Transcribe the records that follow exactly. Skip the pictures.

**Dataset records**
== == ==
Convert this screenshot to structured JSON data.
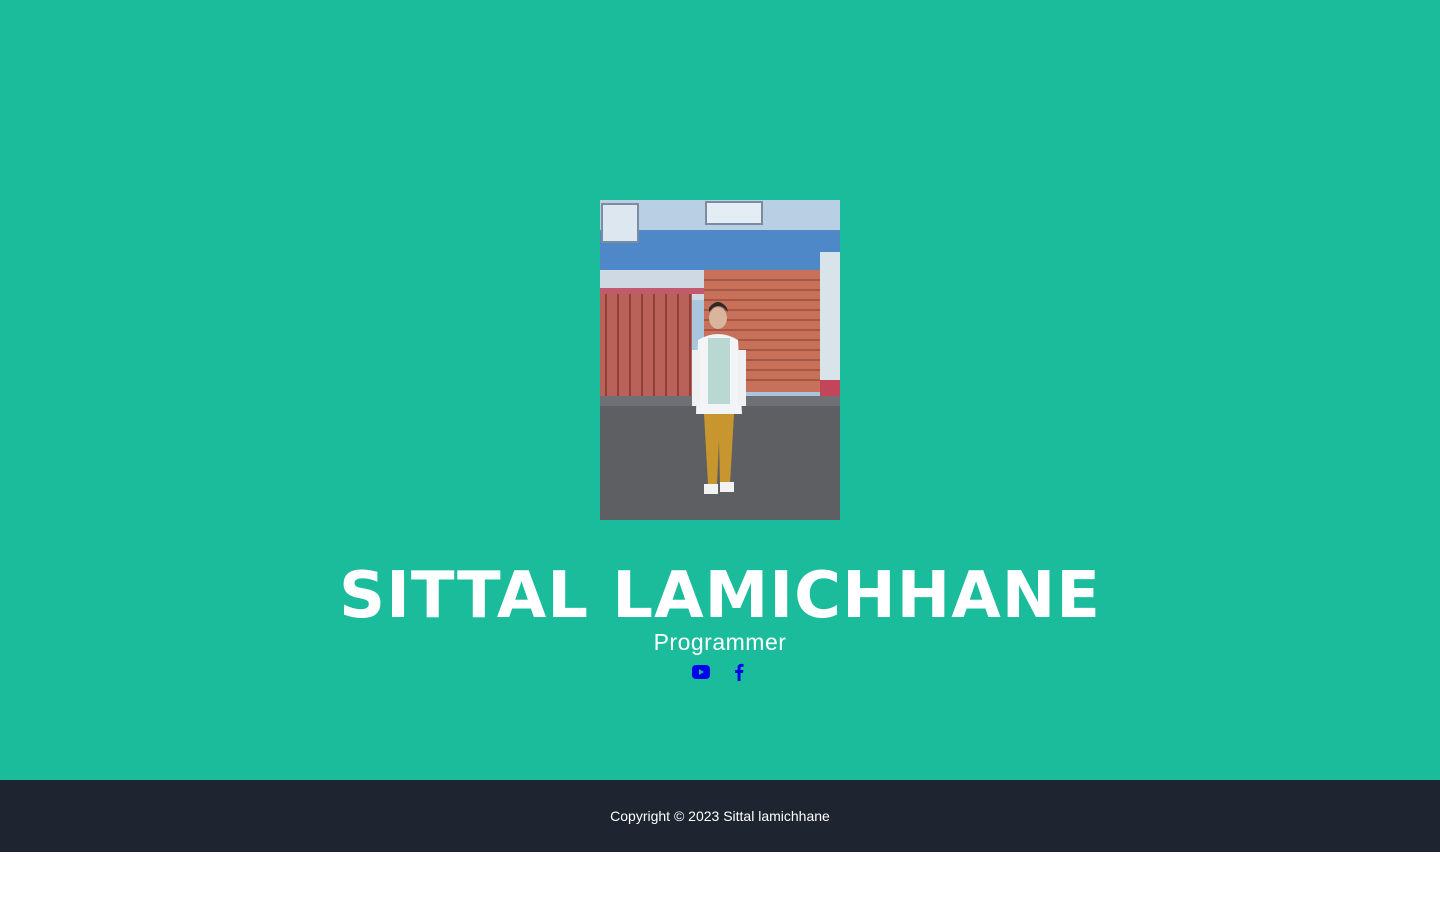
{
  "profile": {
    "name": "SITTAL LAMICHHANE",
    "role": "Programmer",
    "photo_alt": "Profile photo"
  },
  "social": [
    {
      "name": "youtube-icon",
      "color": "#0000ee"
    },
    {
      "name": "facebook-icon",
      "color": "#0000ee"
    }
  ],
  "footer": {
    "copyright": "Copyright © 2023 Sittal lamichhane"
  },
  "colors": {
    "masthead_bg": "#1abc9c",
    "footer_bg": "#1e2530",
    "text": "#ffffff",
    "link": "#0000ee"
  }
}
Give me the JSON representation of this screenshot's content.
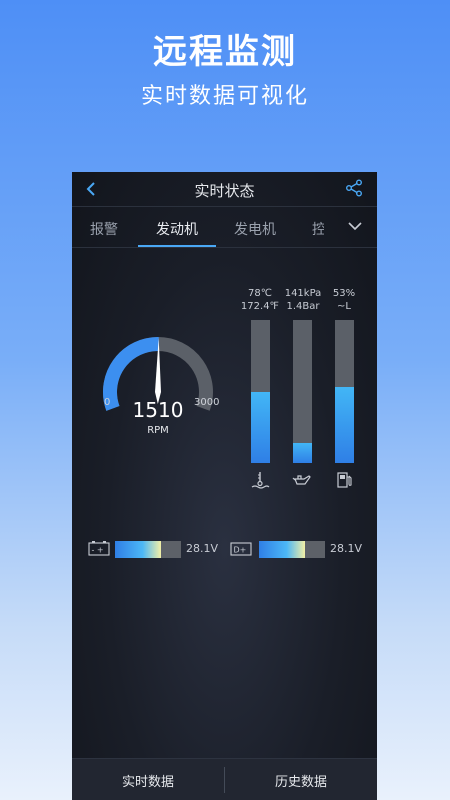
{
  "promo": {
    "title": "远程监测",
    "subtitle": "实时数据可视化"
  },
  "nav": {
    "title": "实时状态",
    "back_icon": "chevron-left-icon",
    "share_icon": "share-icon"
  },
  "tabs": [
    {
      "label": "报警",
      "active": false
    },
    {
      "label": "发动机",
      "active": true
    },
    {
      "label": "发电机",
      "active": false
    },
    {
      "label": "控",
      "active": false
    }
  ],
  "tabs_more_icon": "chevron-down-icon",
  "gauge": {
    "value": "1510",
    "unit": "RPM",
    "min": "0",
    "max": "3000",
    "value_num": 1510,
    "min_num": 0,
    "max_num": 3000
  },
  "meters": [
    {
      "name": "coolant-temperature",
      "line1": "78℃",
      "line2": "172.4℉",
      "level": 0.5,
      "icon": "coolant-temp-icon"
    },
    {
      "name": "oil-pressure",
      "line1": "141kPa",
      "line2": "1.4Bar",
      "level": 0.14,
      "icon": "oil-can-icon"
    },
    {
      "name": "fuel-level",
      "line1": "53%",
      "line2": "~L",
      "level": 0.53,
      "icon": "fuel-pump-icon"
    }
  ],
  "voltages": [
    {
      "name": "battery",
      "label": "- +",
      "value": "28.1V",
      "level": 0.7,
      "icon": "battery-icon"
    },
    {
      "name": "generator",
      "label": "D+",
      "value": "28.1V",
      "level": 0.7,
      "icon": "alternator-icon"
    }
  ],
  "bottom": {
    "left": "实时数据",
    "right": "历史数据"
  },
  "colors": {
    "accent": "#4aa8f5",
    "track": "#5b6068",
    "panel": "#1a1e28"
  }
}
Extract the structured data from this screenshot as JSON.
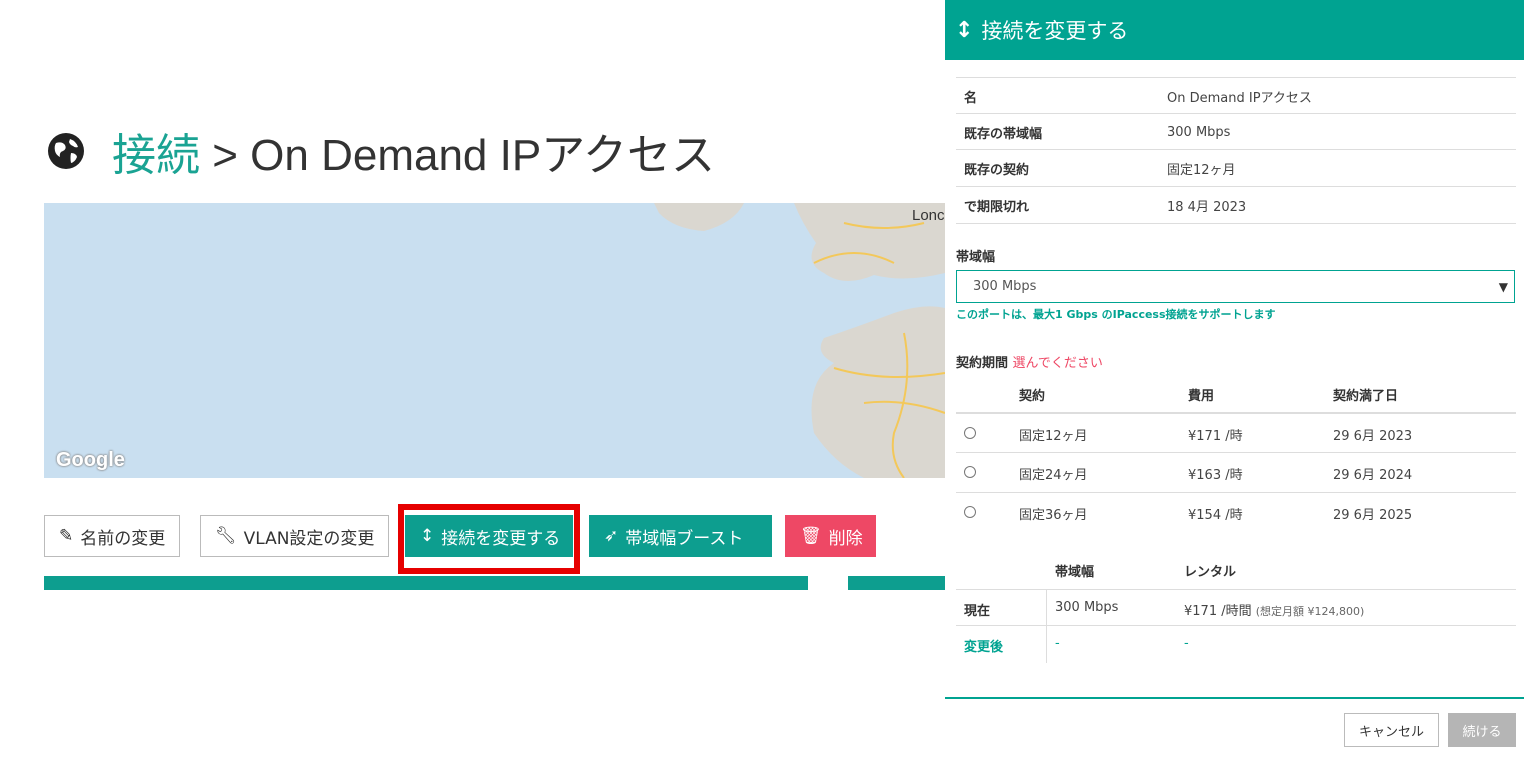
{
  "page": {
    "breadcrumb_link": "接続",
    "breadcrumb_sep": " > ",
    "breadcrumb_current": "On Demand IPアクセス"
  },
  "map": {
    "attribution": "Google",
    "city_label": "Lonc"
  },
  "actions": {
    "rename": "名前の変更",
    "vlan": "VLAN設定の変更",
    "change": "接続を変更する",
    "boost": "帯域幅ブースト",
    "delete": "削除"
  },
  "modal": {
    "title": "接続を変更する",
    "info": [
      {
        "key": "名",
        "value": "On Demand IPアクセス"
      },
      {
        "key": "既存の帯域幅",
        "value": "300 Mbps"
      },
      {
        "key": "既存の契約",
        "value": "固定12ヶ月"
      },
      {
        "key": "で期限切れ",
        "value": "18 4月 2023"
      }
    ],
    "bandwidth_label": "帯域幅",
    "bandwidth_selected": "300 Mbps",
    "bandwidth_hint": "このポートは、最大1 Gbps のIPaccess接続をサポートします",
    "term_label": "契約期間",
    "term_prompt": "選んでください",
    "contract_headers": {
      "contract": "契約",
      "cost": "費用",
      "end": "契約満了日"
    },
    "contracts": [
      {
        "contract": "固定12ヶ月",
        "cost": "¥171 /時",
        "end": "29 6月 2023"
      },
      {
        "contract": "固定24ヶ月",
        "cost": "¥163 /時",
        "end": "29 6月 2024"
      },
      {
        "contract": "固定36ヶ月",
        "cost": "¥154 /時",
        "end": "29 6月 2025"
      }
    ],
    "summary_headers": {
      "bandwidth": "帯域幅",
      "rental": "レンタル"
    },
    "summary": [
      {
        "label": "現在",
        "bandwidth": "300 Mbps",
        "rental": "¥171 /時間",
        "note": "(想定月額 ¥124,800)"
      },
      {
        "label": "変更後",
        "bandwidth": "-",
        "rental": "-",
        "note": ""
      }
    ],
    "cancel": "キャンセル",
    "continue": "続ける"
  },
  "colors": {
    "teal": "#00a391",
    "red": "#ee4865",
    "highlight": "#e60000"
  }
}
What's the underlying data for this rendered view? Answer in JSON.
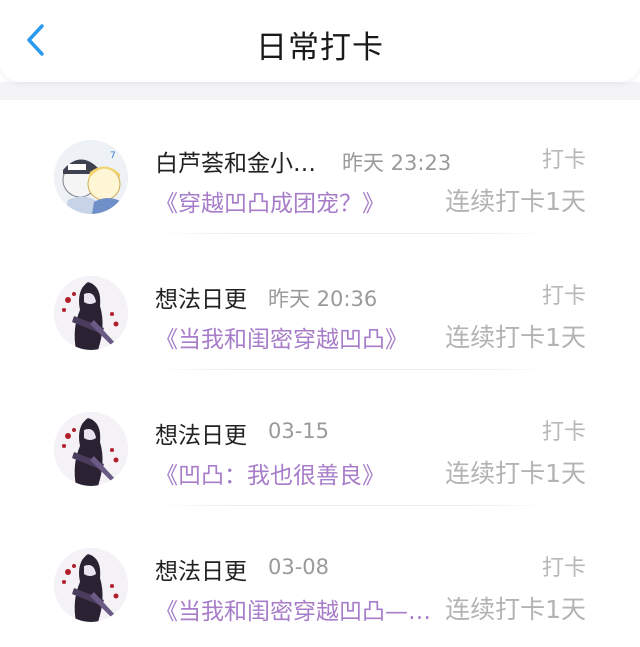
{
  "header": {
    "title": "日常打卡",
    "back_icon": "chevron-left-icon",
    "accent_color": "#2b9bf0"
  },
  "colors": {
    "book_title": "#a77dc9",
    "muted": "#b3b3b3"
  },
  "entries": [
    {
      "name": "白芦荟和金小…",
      "time": "昨天 23:23",
      "action": "打卡",
      "book": "《穿越凹凸成团宠？》",
      "streak": "连续打卡1天"
    },
    {
      "name": "想法日更",
      "time": "昨天 20:36",
      "action": "打卡",
      "book": "《当我和闺密穿越凹凸》",
      "streak": "连续打卡1天"
    },
    {
      "name": "想法日更",
      "time": "03-15",
      "action": "打卡",
      "book": "《凹凸：我也很善良》",
      "streak": "连续打卡1天"
    },
    {
      "name": "想法日更",
      "time": "03-08",
      "action": "打卡",
      "book": "《当我和闺密穿越凹凸—…",
      "streak": "连续打卡1天"
    }
  ]
}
== == ==
**EXERCISE ANSWER**
Convert this screenshot to structured JSON data.
{
  "profile": {
    "name": "SITTAL LAMICHHANE",
    "role": "Programmer",
    "photo_alt": "Profile photo"
  },
  "social": [
    {
      "name": "youtube-icon",
      "color": "#0000ee"
    },
    {
      "name": "facebook-icon",
      "color": "#0000ee"
    }
  ],
  "footer": {
    "copyright": "Copyright © 2023 Sittal lamichhane"
  },
  "colors": {
    "masthead_bg": "#1abc9c",
    "footer_bg": "#1e2530",
    "text": "#ffffff",
    "link": "#0000ee"
  }
}
Give me the JSON representation of this screenshot's content.
{
  "promo": {
    "title": "远程监测",
    "subtitle": "实时数据可视化"
  },
  "nav": {
    "title": "实时状态",
    "back_icon": "chevron-left-icon",
    "share_icon": "share-icon"
  },
  "tabs": [
    {
      "label": "报警",
      "active": false
    },
    {
      "label": "发动机",
      "active": true
    },
    {
      "label": "发电机",
      "active": false
    },
    {
      "label": "控",
      "active": false
    }
  ],
  "tabs_more_icon": "chevron-down-icon",
  "gauge": {
    "value": "1510",
    "unit": "RPM",
    "min": "0",
    "max": "3000",
    "value_num": 1510,
    "min_num": 0,
    "max_num": 3000
  },
  "meters": [
    {
      "name": "coolant-temperature",
      "line1": "78℃",
      "line2": "172.4℉",
      "level": 0.5,
      "icon": "coolant-temp-icon"
    },
    {
      "name": "oil-pressure",
      "line1": "141kPa",
      "line2": "1.4Bar",
      "level": 0.14,
      "icon": "oil-can-icon"
    },
    {
      "name": "fuel-level",
      "line1": "53%",
      "line2": "~L",
      "level": 0.53,
      "icon": "fuel-pump-icon"
    }
  ],
  "voltages": [
    {
      "name": "battery",
      "label": "- +",
      "value": "28.1V",
      "level": 0.7,
      "icon": "battery-icon"
    },
    {
      "name": "generator",
      "label": "D+",
      "value": "28.1V",
      "level": 0.7,
      "icon": "alternator-icon"
    }
  ],
  "bottom": {
    "left": "实时数据",
    "right": "历史数据"
  },
  "colors": {
    "accent": "#4aa8f5",
    "track": "#5b6068",
    "panel": "#1a1e28"
  }
}
Extract the structured data from this screenshot as JSON.
{
  "page": {
    "breadcrumb_link": "接続",
    "breadcrumb_sep": " > ",
    "breadcrumb_current": "On Demand IPアクセス"
  },
  "map": {
    "attribution": "Google",
    "city_label": "Lonc"
  },
  "actions": {
    "rename": "名前の変更",
    "vlan": "VLAN設定の変更",
    "change": "接続を変更する",
    "boost": "帯域幅ブースト",
    "delete": "削除"
  },
  "modal": {
    "title": "接続を変更する",
    "info": [
      {
        "key": "名",
        "value": "On Demand IPアクセス"
      },
      {
        "key": "既存の帯域幅",
        "value": "300 Mbps"
      },
      {
        "key": "既存の契約",
        "value": "固定12ヶ月"
      },
      {
        "key": "で期限切れ",
        "value": "18 4月 2023"
      }
    ],
    "bandwidth_label": "帯域幅",
    "bandwidth_selected": "300 Mbps",
    "bandwidth_hint": "このポートは、最大1 Gbps のIPaccess接続をサポートします",
    "term_label": "契約期間",
    "term_prompt": "選んでください",
    "contract_headers": {
      "contract": "契約",
      "cost": "費用",
      "end": "契約満了日"
    },
    "contracts": [
      {
        "contract": "固定12ヶ月",
        "cost": "¥171 /時",
        "end": "29 6月 2023"
      },
      {
        "contract": "固定24ヶ月",
        "cost": "¥163 /時",
        "end": "29 6月 2024"
      },
      {
        "contract": "固定36ヶ月",
        "cost": "¥154 /時",
        "end": "29 6月 2025"
      }
    ],
    "summary_headers": {
      "bandwidth": "帯域幅",
      "rental": "レンタル"
    },
    "summary": [
      {
        "label": "現在",
        "bandwidth": "300 Mbps",
        "rental": "¥171 /時間",
        "note": "(想定月額 ¥124,800)"
      },
      {
        "label": "変更後",
        "bandwidth": "-",
        "rental": "-",
        "note": ""
      }
    ],
    "cancel": "キャンセル",
    "continue": "続ける"
  },
  "colors": {
    "teal": "#00a391",
    "red": "#ee4865",
    "highlight": "#e60000"
  }
}
What's the underlying data for this rendered view? Answer in JSON.
{
  "header": {
    "title": "日常打卡",
    "back_icon": "chevron-left-icon",
    "accent_color": "#2b9bf0"
  },
  "colors": {
    "book_title": "#a77dc9",
    "muted": "#b3b3b3"
  },
  "entries": [
    {
      "name": "白芦荟和金小…",
      "time": "昨天 23:23",
      "action": "打卡",
      "book": "《穿越凹凸成团宠？》",
      "streak": "连续打卡1天"
    },
    {
      "name": "想法日更",
      "time": "昨天 20:36",
      "action": "打卡",
      "book": "《当我和闺密穿越凹凸》",
      "streak": "连续打卡1天"
    },
    {
      "name": "想法日更",
      "time": "03-15",
      "action": "打卡",
      "book": "《凹凸：我也很善良》",
      "streak": "连续打卡1天"
    },
    {
      "name": "想法日更",
      "time": "03-08",
      "action": "打卡",
      "book": "《当我和闺密穿越凹凸—…",
      "streak": "连续打卡1天"
    }
  ]
}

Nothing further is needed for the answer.